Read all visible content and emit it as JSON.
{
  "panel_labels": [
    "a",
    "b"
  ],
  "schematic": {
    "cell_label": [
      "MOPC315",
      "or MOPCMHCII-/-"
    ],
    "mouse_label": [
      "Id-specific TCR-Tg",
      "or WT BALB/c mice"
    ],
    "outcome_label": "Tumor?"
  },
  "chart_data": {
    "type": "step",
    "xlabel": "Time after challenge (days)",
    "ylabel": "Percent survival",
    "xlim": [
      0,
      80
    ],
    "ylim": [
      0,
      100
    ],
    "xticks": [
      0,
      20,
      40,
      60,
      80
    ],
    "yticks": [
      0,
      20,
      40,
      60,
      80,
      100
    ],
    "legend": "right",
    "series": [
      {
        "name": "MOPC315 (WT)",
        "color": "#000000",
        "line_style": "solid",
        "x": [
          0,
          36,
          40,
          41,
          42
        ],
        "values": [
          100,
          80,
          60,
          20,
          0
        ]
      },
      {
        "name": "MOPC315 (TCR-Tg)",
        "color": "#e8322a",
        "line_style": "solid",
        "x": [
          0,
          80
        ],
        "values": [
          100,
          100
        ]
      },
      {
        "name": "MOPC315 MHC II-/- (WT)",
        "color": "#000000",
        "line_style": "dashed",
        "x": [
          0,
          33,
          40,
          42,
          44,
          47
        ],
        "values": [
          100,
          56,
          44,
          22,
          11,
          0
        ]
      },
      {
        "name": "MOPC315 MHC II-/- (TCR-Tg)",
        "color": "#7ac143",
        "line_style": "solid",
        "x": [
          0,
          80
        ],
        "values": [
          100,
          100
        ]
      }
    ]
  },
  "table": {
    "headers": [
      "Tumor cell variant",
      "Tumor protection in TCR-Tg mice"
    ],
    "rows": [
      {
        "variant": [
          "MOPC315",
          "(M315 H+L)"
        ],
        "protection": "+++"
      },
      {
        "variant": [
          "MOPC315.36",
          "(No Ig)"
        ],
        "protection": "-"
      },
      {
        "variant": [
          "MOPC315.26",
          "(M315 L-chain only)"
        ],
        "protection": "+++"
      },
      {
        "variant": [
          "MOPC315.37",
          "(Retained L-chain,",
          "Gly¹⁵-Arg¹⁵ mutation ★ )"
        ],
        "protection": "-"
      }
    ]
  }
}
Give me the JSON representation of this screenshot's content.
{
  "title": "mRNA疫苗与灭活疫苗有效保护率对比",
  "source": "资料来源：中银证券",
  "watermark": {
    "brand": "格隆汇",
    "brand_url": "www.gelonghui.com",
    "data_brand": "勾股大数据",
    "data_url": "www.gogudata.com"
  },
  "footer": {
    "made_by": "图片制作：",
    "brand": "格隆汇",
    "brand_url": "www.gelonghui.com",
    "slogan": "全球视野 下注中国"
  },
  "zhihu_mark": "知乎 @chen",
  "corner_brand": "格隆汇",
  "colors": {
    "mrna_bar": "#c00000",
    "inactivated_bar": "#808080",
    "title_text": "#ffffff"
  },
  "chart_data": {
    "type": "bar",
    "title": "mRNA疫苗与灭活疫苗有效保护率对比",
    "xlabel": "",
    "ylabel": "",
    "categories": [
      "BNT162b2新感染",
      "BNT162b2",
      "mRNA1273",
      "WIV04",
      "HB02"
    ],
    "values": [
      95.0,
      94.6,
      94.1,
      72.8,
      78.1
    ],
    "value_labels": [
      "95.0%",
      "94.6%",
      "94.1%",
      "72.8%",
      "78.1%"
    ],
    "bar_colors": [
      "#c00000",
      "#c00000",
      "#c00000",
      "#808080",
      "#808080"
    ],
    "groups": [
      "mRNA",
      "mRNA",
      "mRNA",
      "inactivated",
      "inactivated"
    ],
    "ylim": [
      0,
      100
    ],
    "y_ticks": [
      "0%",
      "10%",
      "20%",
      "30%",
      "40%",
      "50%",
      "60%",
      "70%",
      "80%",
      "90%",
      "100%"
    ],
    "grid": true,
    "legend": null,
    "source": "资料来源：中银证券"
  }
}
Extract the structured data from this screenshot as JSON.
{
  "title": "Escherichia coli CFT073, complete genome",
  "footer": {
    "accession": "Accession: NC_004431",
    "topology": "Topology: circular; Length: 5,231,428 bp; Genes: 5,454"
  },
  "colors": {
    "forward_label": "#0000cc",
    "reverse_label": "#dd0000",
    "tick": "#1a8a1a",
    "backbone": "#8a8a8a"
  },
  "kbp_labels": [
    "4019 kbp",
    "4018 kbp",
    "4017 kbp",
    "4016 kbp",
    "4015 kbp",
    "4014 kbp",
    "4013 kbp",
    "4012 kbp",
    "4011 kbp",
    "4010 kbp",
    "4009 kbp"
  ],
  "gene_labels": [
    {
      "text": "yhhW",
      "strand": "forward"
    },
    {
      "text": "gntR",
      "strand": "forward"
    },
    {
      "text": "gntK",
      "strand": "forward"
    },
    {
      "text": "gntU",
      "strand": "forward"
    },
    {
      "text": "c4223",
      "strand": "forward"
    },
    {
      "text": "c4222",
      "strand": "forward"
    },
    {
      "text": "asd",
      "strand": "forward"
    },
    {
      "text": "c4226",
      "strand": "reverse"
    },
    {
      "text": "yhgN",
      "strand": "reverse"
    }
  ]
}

YOUR ASSIGNMENT:
Filter the records above and return every line that holds the word "this".

EXERCISE OUTPUT:
Give me the JSON representation of this screenshot's content.
Extract the structured data from this screenshot as JSON.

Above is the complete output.